Get the training and testing masks for the sales DataFrame.
from openavmkit.data import get_train_test_masks

mask_train, mask_test = get_train_test_masks(df, settings)
df_in
pd.DataFrame
required
Input DataFrame containing sales data
settings
dict
required
Settings dictionary
mask_train
pd.Series
Boolean mask for training set
mask_test
pd.Series
Boolean mask for testing set

Field Classification Functions

get_field_classifications()

Retrieve a mapping of field names to their classifications (land, improvement, or other) and types.
from openavmkit.data import get_field_classifications

field_map = get_field_classifications(settings)
settings
dict
required
Settings dictionary
field_map
dict
Dictionary mapping field names to type and class

get_important_field()

Retrieve the important field name for a given field alias from settings.
from openavmkit.data import get_important_field

field_name = get_important_field(settings, "deed_id", df)
settings
dict
required
Settings dictionary
field_name
str
required
Identifier for the field
df
pd.DataFrame
default:"None"
Optional DataFrame to check field existence
field_name
str | None
The mapped field name if found, else None

get_report_locations()

Retrieve report location fields from settings.
from openavmkit.data import get_report_locations

locations = get_report_locations(settings, df)
settings
dict
required
Settings dictionary
df
pd.DataFrame
default:"None"
Optional DataFrame to filter available locations
locations
list[str]
List of report location field names

Output Functions

write_parquet()

Write data to a parquet file.
from openavmkit.data import write_parquet

write_parquet(df, "out/data.parquet")
df
pd.DataFrame
required
Data to be written
path
str
required
File path for saving the parquet

write_gpkg()

Write data to a GeoPackage file.
from openavmkit.data import write_gpkg

write_gpkg(gdf, "out/data.gpkg")
df
gpd.GeoDataFrame
required
Data to be written
path
str
required
File path for saving the GeoPackage

write_zipped_shapefile()

Write data to a zipped shapefile.
from openavmkit.data import write_zipped_shapefile

write_zipped_shapefile(gdf, "out/data.shp.zip")
df
gpd.GeoDataFrame
required
Data to be written
path
str
required
File path for saving the zipped shapefile

write_csv()

Write data to a CSV file.
from openavmkit.data import write_csv

write_csv(df, "out/data.csv")
df
pd.DataFrame
required
Data to be written
path
str
required
File path for saving the CSV

■ Records from a data collection ■
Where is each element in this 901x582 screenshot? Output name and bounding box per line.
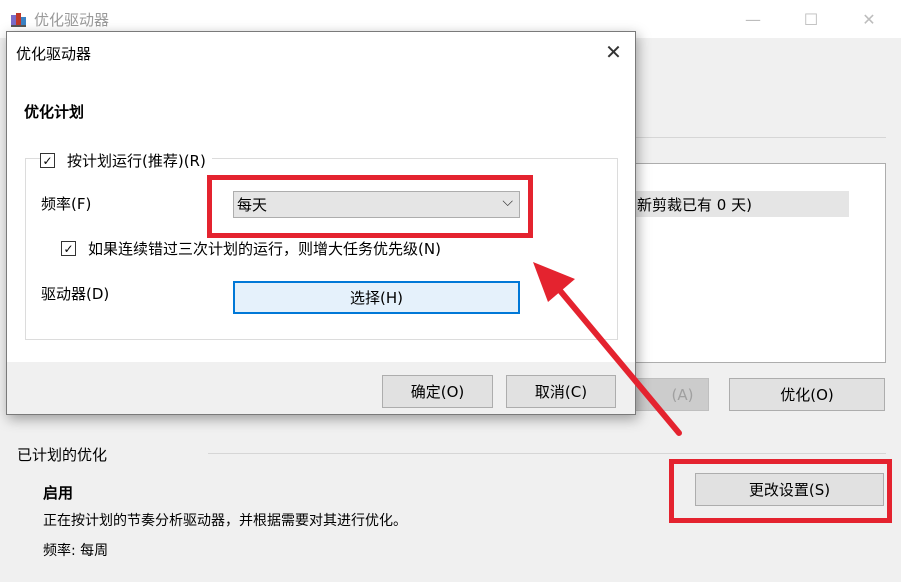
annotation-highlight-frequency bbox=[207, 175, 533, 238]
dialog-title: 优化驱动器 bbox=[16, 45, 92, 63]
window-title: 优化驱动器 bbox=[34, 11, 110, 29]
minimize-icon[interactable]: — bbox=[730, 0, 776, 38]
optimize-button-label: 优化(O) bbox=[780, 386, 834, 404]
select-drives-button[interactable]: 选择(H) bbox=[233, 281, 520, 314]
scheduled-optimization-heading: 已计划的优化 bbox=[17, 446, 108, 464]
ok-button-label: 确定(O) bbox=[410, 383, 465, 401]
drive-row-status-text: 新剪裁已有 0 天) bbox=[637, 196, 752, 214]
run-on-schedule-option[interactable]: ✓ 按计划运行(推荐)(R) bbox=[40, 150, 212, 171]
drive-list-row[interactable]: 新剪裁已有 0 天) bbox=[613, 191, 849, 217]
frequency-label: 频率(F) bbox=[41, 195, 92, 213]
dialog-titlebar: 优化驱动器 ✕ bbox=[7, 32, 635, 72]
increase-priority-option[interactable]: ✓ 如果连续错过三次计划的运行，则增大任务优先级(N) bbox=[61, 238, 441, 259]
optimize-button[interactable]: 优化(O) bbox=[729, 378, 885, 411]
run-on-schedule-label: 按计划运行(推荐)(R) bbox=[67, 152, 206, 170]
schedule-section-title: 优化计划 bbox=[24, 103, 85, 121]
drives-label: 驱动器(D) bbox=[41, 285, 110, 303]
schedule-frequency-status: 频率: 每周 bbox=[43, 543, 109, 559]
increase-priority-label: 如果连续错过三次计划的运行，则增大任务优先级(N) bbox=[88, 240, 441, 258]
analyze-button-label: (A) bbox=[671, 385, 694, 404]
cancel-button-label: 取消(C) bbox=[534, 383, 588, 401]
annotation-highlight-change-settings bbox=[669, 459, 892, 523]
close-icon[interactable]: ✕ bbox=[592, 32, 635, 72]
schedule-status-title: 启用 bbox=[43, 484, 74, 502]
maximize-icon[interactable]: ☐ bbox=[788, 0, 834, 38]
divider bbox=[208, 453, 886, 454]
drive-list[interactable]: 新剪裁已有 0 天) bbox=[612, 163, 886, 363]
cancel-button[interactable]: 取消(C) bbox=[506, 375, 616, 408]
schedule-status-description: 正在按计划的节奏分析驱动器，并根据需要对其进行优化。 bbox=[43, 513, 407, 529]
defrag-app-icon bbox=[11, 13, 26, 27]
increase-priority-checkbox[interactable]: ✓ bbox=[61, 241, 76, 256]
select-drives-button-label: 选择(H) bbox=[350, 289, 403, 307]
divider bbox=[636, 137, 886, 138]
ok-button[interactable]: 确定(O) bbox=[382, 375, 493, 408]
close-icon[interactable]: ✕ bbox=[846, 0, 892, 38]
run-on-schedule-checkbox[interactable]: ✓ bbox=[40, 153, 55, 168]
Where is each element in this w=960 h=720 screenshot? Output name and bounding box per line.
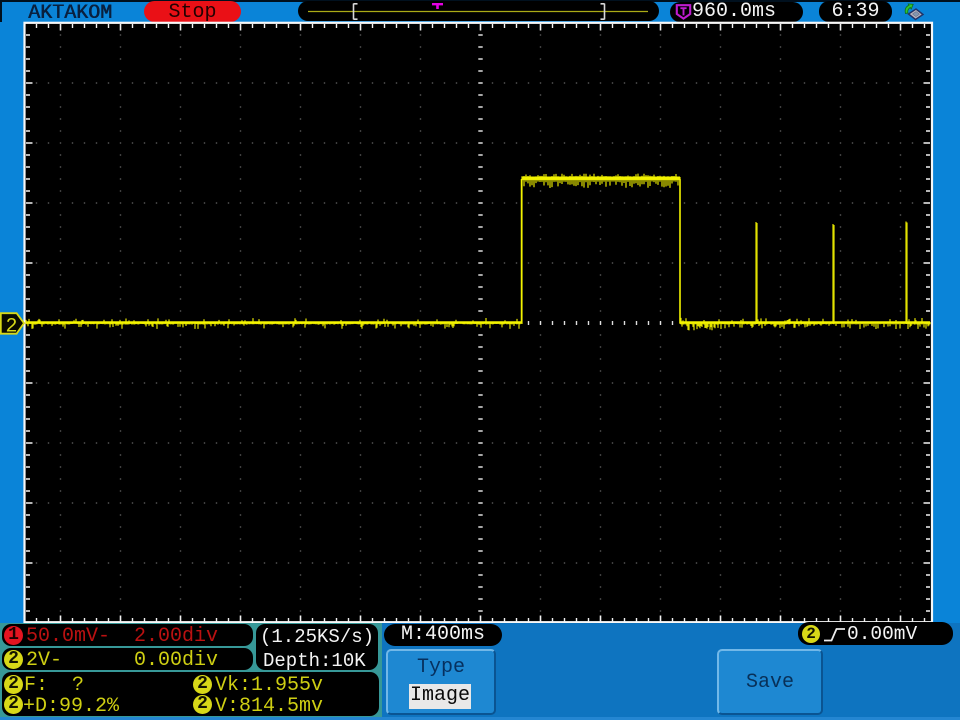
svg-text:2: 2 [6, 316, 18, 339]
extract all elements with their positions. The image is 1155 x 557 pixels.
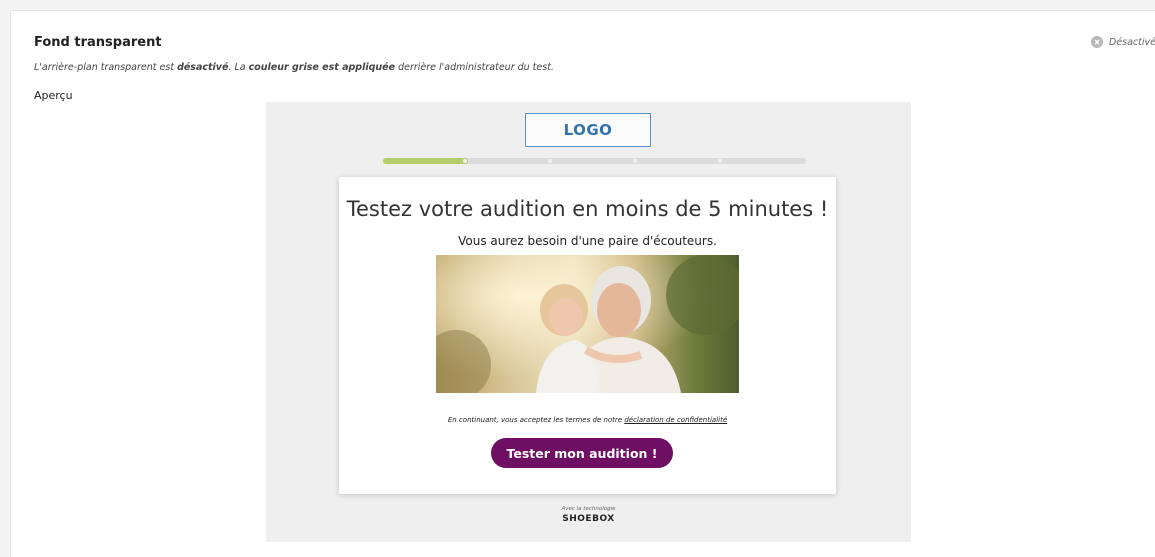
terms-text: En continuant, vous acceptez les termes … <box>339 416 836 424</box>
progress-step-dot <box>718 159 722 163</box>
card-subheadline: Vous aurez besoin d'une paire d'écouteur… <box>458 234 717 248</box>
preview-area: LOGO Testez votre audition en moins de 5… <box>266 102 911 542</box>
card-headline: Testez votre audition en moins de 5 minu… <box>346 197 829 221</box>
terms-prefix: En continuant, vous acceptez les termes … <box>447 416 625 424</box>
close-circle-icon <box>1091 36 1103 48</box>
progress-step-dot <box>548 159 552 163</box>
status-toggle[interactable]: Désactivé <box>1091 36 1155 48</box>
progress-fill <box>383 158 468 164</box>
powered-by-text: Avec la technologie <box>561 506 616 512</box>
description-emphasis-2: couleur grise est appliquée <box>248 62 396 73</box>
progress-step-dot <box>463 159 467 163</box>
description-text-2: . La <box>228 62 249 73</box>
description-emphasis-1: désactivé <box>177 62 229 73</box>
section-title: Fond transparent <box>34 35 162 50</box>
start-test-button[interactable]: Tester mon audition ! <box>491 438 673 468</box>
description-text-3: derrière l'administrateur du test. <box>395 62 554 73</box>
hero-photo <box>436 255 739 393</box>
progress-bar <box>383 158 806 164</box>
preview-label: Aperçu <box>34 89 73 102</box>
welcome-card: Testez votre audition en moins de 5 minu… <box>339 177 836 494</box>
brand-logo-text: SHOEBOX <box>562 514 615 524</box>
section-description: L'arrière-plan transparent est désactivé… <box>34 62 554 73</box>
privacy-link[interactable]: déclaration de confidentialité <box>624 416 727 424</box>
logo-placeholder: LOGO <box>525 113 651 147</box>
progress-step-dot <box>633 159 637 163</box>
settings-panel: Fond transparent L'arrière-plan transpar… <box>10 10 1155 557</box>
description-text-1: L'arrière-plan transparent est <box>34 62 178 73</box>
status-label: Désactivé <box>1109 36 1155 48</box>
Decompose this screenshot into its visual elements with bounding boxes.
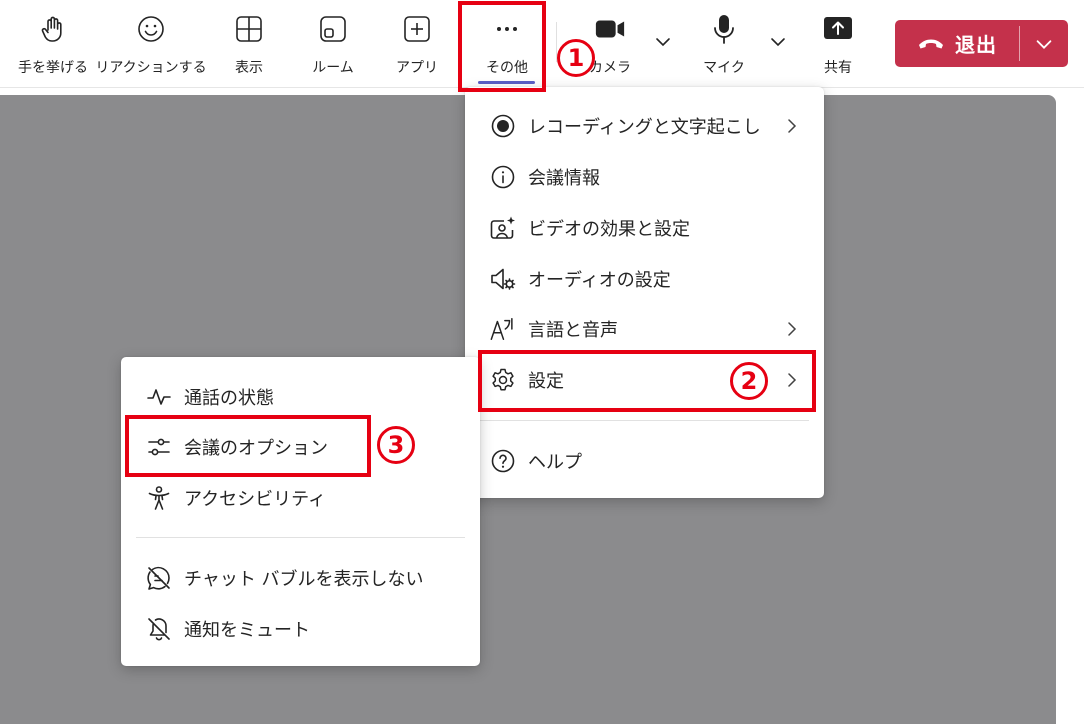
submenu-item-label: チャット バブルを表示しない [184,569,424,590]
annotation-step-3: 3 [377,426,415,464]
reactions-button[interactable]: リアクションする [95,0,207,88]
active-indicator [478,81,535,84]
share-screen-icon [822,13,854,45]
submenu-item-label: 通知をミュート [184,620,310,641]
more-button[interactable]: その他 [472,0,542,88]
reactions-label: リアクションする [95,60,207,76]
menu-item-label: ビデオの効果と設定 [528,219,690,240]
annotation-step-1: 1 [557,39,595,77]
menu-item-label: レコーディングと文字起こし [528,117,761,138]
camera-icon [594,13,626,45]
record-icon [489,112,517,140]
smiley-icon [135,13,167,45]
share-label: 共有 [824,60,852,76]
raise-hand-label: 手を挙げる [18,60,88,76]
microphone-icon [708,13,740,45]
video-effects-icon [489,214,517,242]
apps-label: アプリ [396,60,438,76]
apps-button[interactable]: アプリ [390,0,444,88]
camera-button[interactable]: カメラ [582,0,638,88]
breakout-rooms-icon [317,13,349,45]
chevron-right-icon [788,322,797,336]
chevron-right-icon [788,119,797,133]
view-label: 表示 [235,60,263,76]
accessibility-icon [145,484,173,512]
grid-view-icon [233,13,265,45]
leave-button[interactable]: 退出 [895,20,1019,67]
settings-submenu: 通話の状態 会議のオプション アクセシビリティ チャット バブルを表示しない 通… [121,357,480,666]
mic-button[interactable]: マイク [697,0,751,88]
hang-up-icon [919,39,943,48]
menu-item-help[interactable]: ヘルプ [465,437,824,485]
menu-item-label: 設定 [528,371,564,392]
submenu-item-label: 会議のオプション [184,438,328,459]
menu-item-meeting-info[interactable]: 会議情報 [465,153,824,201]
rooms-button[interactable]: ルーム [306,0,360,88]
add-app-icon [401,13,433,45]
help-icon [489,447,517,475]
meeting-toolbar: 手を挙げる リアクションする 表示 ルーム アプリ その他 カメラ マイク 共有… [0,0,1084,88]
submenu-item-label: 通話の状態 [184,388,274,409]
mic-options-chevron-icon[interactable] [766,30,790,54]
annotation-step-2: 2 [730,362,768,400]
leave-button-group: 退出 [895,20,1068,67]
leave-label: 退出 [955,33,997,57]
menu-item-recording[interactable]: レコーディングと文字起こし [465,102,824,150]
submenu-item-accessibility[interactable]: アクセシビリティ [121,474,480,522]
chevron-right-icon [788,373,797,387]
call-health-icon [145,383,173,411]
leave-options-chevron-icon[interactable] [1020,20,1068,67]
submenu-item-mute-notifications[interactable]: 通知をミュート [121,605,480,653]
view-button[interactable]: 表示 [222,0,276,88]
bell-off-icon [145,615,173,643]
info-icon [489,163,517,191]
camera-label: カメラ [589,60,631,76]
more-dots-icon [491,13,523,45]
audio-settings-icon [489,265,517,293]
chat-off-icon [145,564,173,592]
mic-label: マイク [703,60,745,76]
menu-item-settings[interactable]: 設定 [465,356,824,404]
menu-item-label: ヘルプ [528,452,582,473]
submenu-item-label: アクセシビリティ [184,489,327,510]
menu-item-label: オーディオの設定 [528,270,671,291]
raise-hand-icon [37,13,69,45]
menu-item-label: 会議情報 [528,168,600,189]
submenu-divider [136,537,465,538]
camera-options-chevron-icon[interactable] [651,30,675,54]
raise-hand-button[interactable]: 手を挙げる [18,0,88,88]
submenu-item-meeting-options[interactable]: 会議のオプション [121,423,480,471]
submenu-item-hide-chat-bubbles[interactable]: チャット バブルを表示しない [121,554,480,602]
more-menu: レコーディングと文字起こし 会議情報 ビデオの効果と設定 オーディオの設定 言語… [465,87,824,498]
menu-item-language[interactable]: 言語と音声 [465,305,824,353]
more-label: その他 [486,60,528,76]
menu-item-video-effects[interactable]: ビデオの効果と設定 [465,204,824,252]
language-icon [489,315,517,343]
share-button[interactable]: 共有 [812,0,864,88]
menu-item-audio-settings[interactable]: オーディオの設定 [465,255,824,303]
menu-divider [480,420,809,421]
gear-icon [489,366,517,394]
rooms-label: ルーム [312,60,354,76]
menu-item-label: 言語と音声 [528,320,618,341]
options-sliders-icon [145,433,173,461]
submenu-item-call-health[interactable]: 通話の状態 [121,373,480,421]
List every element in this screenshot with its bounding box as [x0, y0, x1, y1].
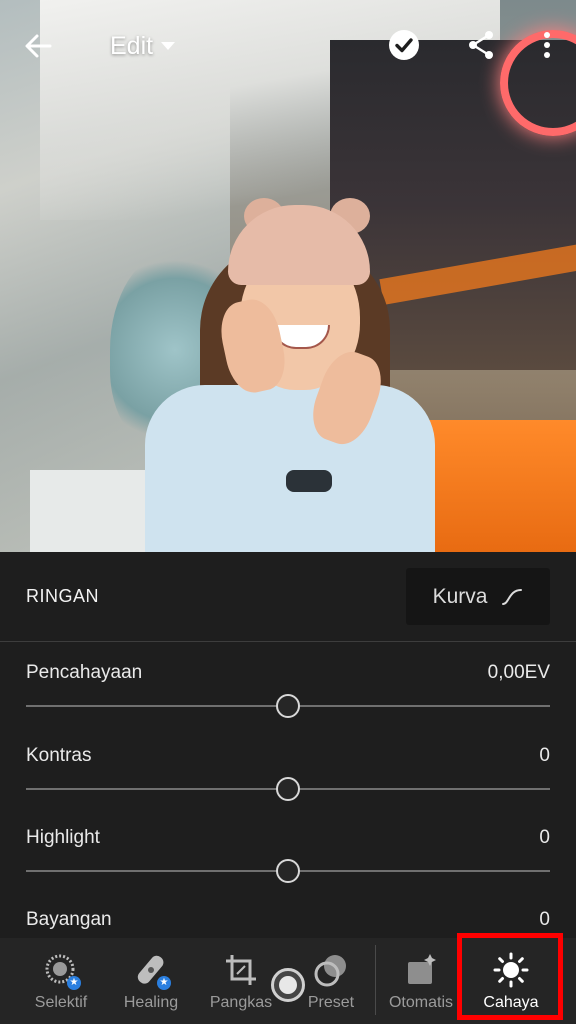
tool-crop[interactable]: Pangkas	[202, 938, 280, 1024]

■ PROBLEM DESCRIPTION ■
Copy the API reference text between "field_map = get_field_classifications(settings)" and "get_important_field()", inclusive, and substitute "field_lookup" for every "field_map".

■ COMPLETE RESPONSE ■
field_lookup = get_field_classifications(settings)
settings
dict
required
Settings dictionary
field_lookup
dict
Dictionary mapping field names to type and class

get_important_field()